Task objective:
Work out how many lines in the listing below include the word "text"; answer with the number alone.

★ ★ ★ ★

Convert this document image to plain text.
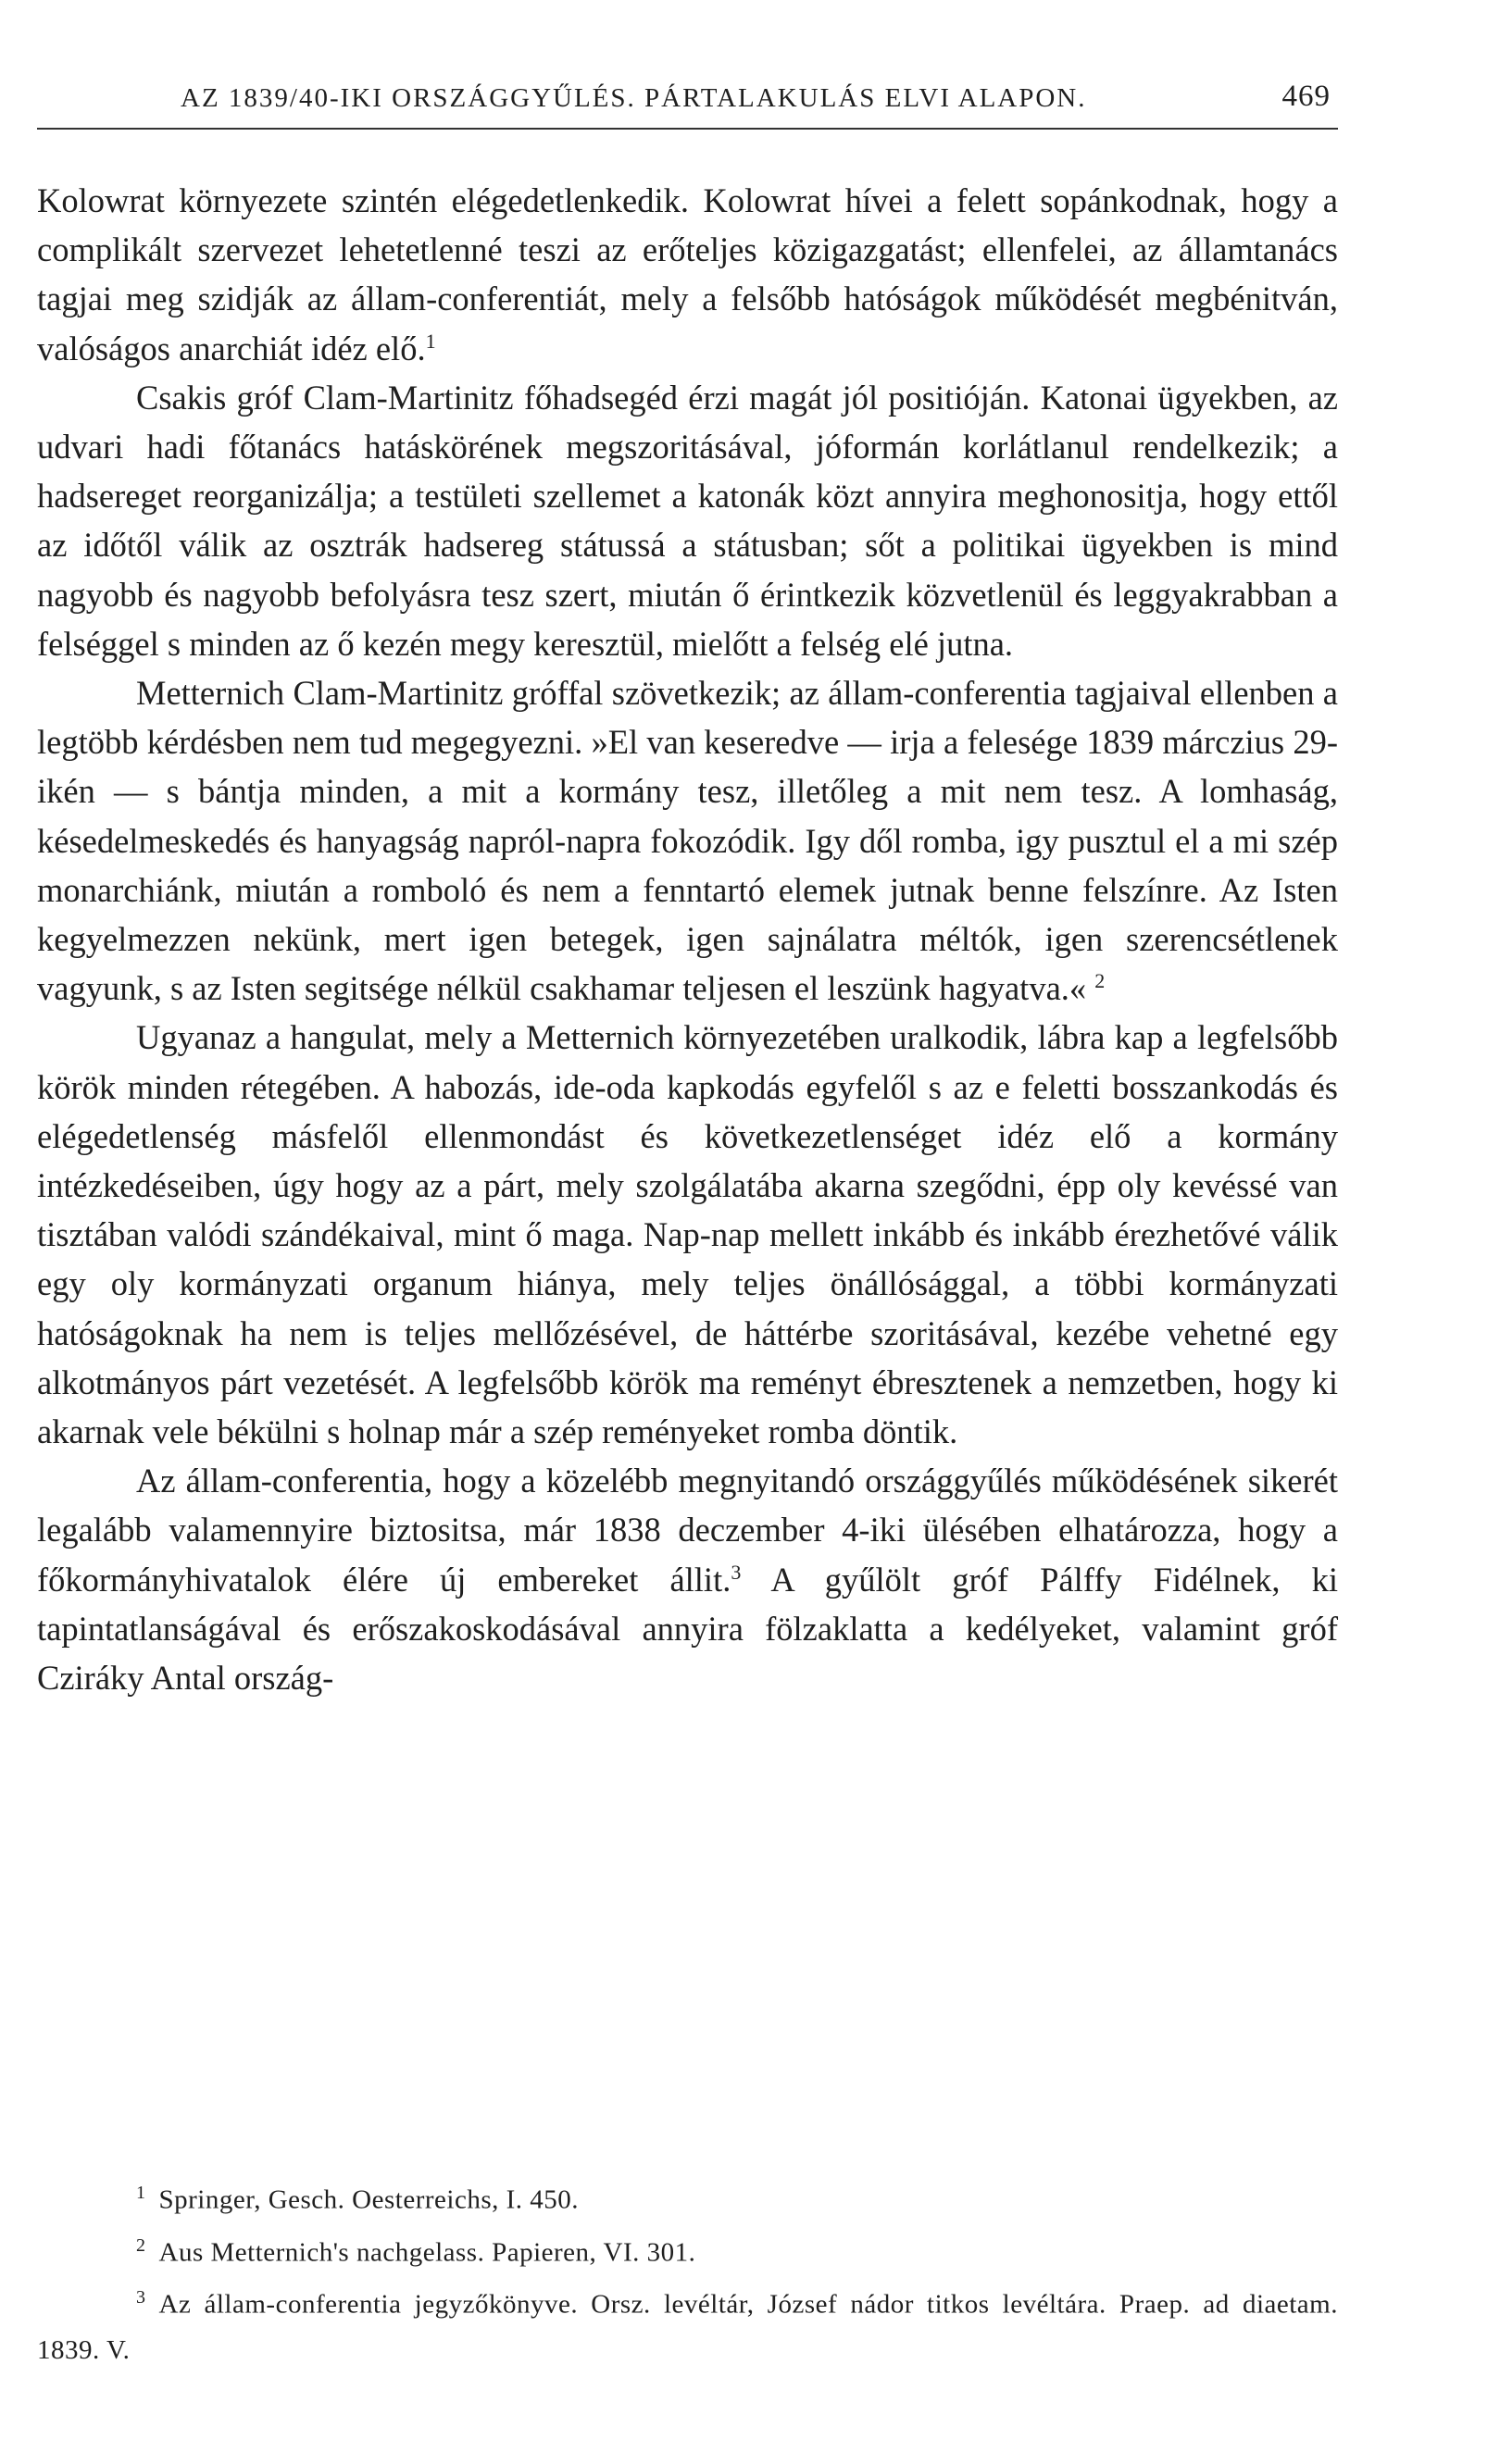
AZ 1839/40-IKI ORSZÁGGYŰLÉS. PÁRTALAKULÁS ELVI ALAPON.	469

Kolowrat környezete szintén elégedetlenkedik. Kolowrat hívei a felett sopánkodnak, hogy a complikált szervezet lehetetlenné teszi az erőteljes közigazgatást; ellenfelei, az államtanács tagjai meg szidják az állam-conferentiát, mely a felsőbb hatóságok működését megbénitván, valóságos anarchiát idéz elő.$^1$

Csakis gróf Clam-Martinitz főhadsegéd érzi magát jól positióján. Katonai ügyekben, az udvari hadi főtanács hatáskörének megszoritásával, jóformán korlátlanul rendelkezik; a hadsereget reorganizálja; a testületi szellemet a katonák közt annyira meghonositja, hogy ettől az időtől válik az osztrák hadsereg státussá a státusban; sőt a politikai ügyekben is mind nagyobb és nagyobb befolyásra tesz szert, miután ő érintkezik közvetlenül és leggyakrabban a felséggel s minden az ő kezén megy keresztül, mielőtt a felség elé jutna.

Metternich Clam-Martinitz gróffal szövetkezik; az állam-conferentia tagjaival ellenben a legtöbb kérdésben nem tud megegyezni. »El van keseredve — irja a felesége 1839 márczius 29-ikén — s bántja minden, a mit a kormány tesz, illetőleg a mit nem tesz. A lomhaság, késedelmeskedés és hanyagság napról-napra fokozódik. Igy dől romba, igy pusztul el a mi szép monarchiánk, miután a romboló és nem a fenntartó elemek jutnak benne felszínre. Az Isten kegyelmezzen nekünk, mert igen betegek, igen sajnálatra méltók, igen szerencsétlenek vagyunk, s az Isten segitsége nélkül csakhamar teljesen el leszünk hagyatva.« $^2$

Ugyanaz a hangulat, mely a Metternich környezetében uralkodik, lábra kap a legfelsőbb körök minden rétegében. A habozás, ide-oda kapkodás egyfelől s az e feletti bosszankodás és elégedetlenség másfelől ellenmondást és következetlenséget idéz elő a kormány intézkedéseiben, úgy hogy az a párt, mely szolgálatába akarna szegődni, épp oly kevéssé van tisztában valódi szándékaival, mint ő maga. Nap-nap mellett inkább és inkább érezhetővé válik egy oly kormányzati organum hiánya, mely teljes önállósággal, a többi kormányzati hatóságoknak ha nem is teljes mellőzésével, de háttérbe szoritásával, kezébe vehetné egy alkotmányos párt vezetését. A legfelsőbb körök ma reményt ébresztenek a nemzetben, hogy ki akarnak vele békülni s holnap már a szép reményeket romba döntik.

Az állam-conferentia, hogy a közelébb megnyitandó országgyűlés működésének sikerét legalább valamennyire biztositsa, már 1838 deczember 4-iki ülésében elhatározza, hogy a főkormányhivatalok élére új embereket állit.$^3$ A gyűlölt gróf Pálffy Fidélnek, ki tapintatlanságával és erőszakoskodásával annyira fölzaklatta a kedélyeket, valamint gróf Cziráky Antal ország-

$^1$ Springer, Gesch. Oesterreichs, I. 450.
$^2$ Aus Metternich's nachgelass. Papieren, VI. 301.
$^3$ Az állam-conferentia jegyzőkönyve. Orsz. levéltár, József nádor titkos levéltára. Praep. ad diaetam. 1839. V.
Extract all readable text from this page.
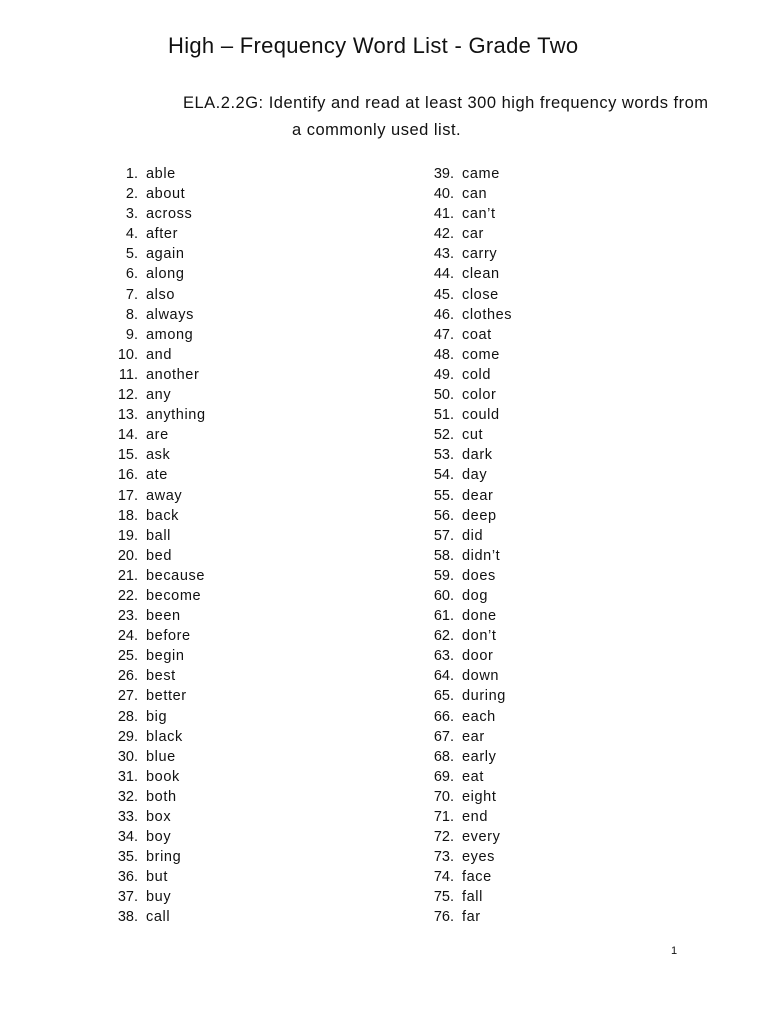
High – Frequency Word List - Grade Two
ELA.2.2G: Identify and read at least 300 high frequency words from
a commonly used list.
1. able
2. about
3. across
4. after
5. again
6. along
7. also
8. always
9. among
10. and
11. another
12. any
13. anything
14. are
15. ask
16. ate
17. away
18. back
19. ball
20. bed
21. because
22. become
23. been
24. before
25. begin
26. best
27. better
28. big
29. black
30. blue
31. book
32. both
33. box
34. boy
35. bring
36. but
37. buy
38. call
39. came
40. can
41. can’t
42. car
43. carry
44. clean
45. close
46. clothes
47. coat
48. come
49. cold
50. color
51. could
52. cut
53. dark
54. day
55. dear
56. deep
57. did
58. didn’t
59. does
60. dog
61. done
62. don’t
63. door
64. down
65. during
66. each
67. ear
68. early
69. eat
70. eight
71. end
72. every
73. eyes
74. face
75. fall
76. far
1
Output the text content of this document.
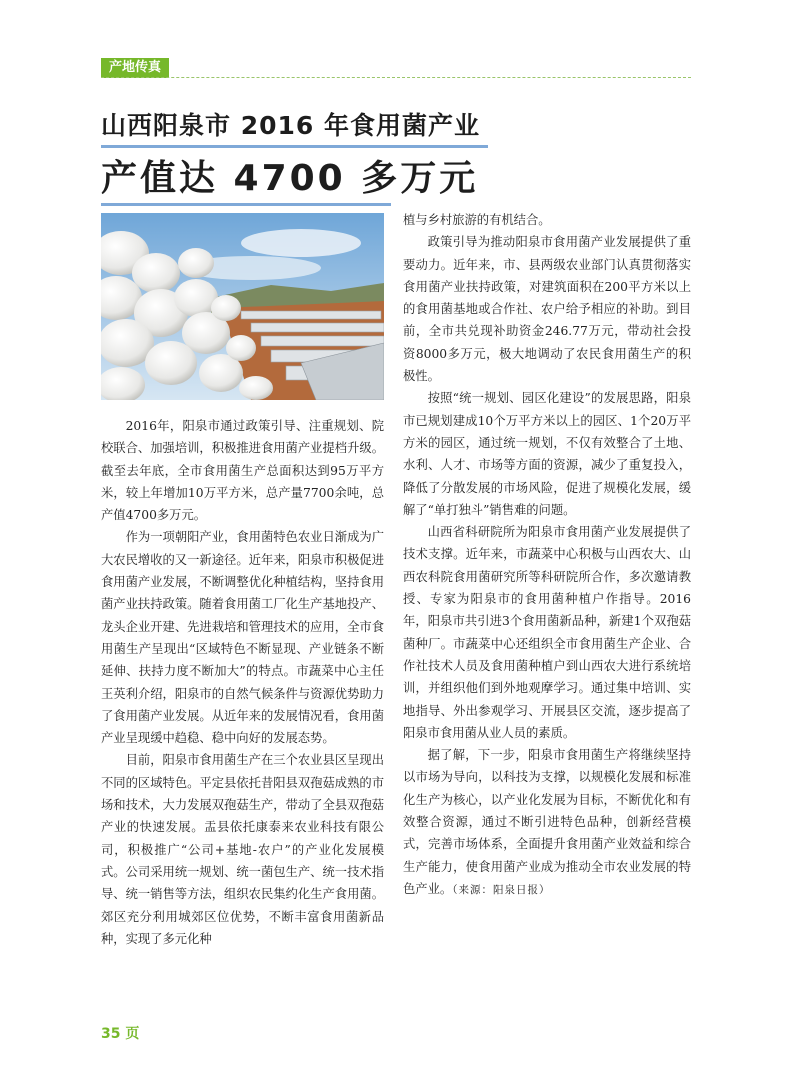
产地传真
山西阳泉市 2016 年食用菌产业
产值达 4700 多万元

2016年，阳泉市通过政策引导、注重规划、院校联合、加强培训，积极推进食用菌产业提档升级。截至去年底，全市食用菌生产总面积达到95万平方米，较上年增加10万平方米，总产量7700余吨，总产值4700多万元。

作为一项朝阳产业，食用菌特色农业日渐成为广大农民增收的又一新途径。近年来，阳泉市积极促进食用菌产业发展，不断调整优化种植结构，坚持食用菌产业扶持政策。随着食用菌工厂化生产基地投产、龙头企业开建、先进栽培和管理技术的应用，全市食用菌生产呈现出“区域特色不断显现、产业链条不断延伸、扶持力度不断加大”的特点。市蔬菜中心主任王英利介绍，阳泉市的自然气候条件与资源优势助力了食用菌产业发展。从近年来的发展情况看，食用菌产业呈现缓中趋稳、稳中向好的发展态势。

目前，阳泉市食用菌生产在三个农业县区呈现出不同的区域特色。平定县依托昔阳县双孢菇成熟的市场和技术，大力发展双孢菇生产，带动了全县双孢菇产业的快速发展。盂县依托康泰来农业科技有限公司，积极推广“公司+基地-农户”的产业化发展模式。公司采用统一规划、统一菌包生产、统一技术指导、统一销售等方法，组织农民集约化生产食用菌。郊区充分利用城郊区位优势，不断丰富食用菌新品种，实现了多元化种

植与乡村旅游的有机结合。

政策引导为推动阳泉市食用菌产业发展提供了重要动力。近年来，市、县两级农业部门认真贯彻落实食用菌产业扶持政策，对建筑面积在200平方米以上的食用菌基地或合作社、农户给予相应的补助。到目前，全市共兑现补助资金246.77万元，带动社会投资8000多万元，极大地调动了农民食用菌生产的积极性。

按照“统一规划、园区化建设”的发展思路，阳泉市已规划建成10个万平方米以上的园区、1个20万平方米的园区，通过统一规划，不仅有效整合了土地、水利、人才、市场等方面的资源，减少了重复投入，降低了分散发展的市场风险，促进了规模化发展，缓解了“单打独斗”销售难的问题。

山西省科研院所为阳泉市食用菌产业发展提供了技术支撑。近年来，市蔬菜中心积极与山西农大、山西农科院食用菌研究所等科研院所合作，多次邀请教授、专家为阳泉市的食用菌种植户作指导。2016年，阳泉市共引进3个食用菌新品种，新建1个双孢菇菌种厂。市蔬菜中心还组织全市食用菌生产企业、合作社技术人员及食用菌种植户到山西农大进行系统培训，并组织他们到外地观摩学习。通过集中培训、实地指导、外出参观学习、开展县区交流，逐步提高了阳泉市食用菌从业人员的素质。

据了解，下一步，阳泉市食用菌生产将继续坚持以市场为导向，以科技为支撑，以规模化发展和标准化生产为核心，以产业化发展为目标，不断优化和有效整合资源，通过不断引进特色品种，创新经营模式，完善市场体系，全面提升食用菌产业效益和综合生产能力，使食用菌产业成为推动全市农业发展的特色产业。（来源：阳泉日报）

35 页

★ ★ ★ ★

Written solution:
3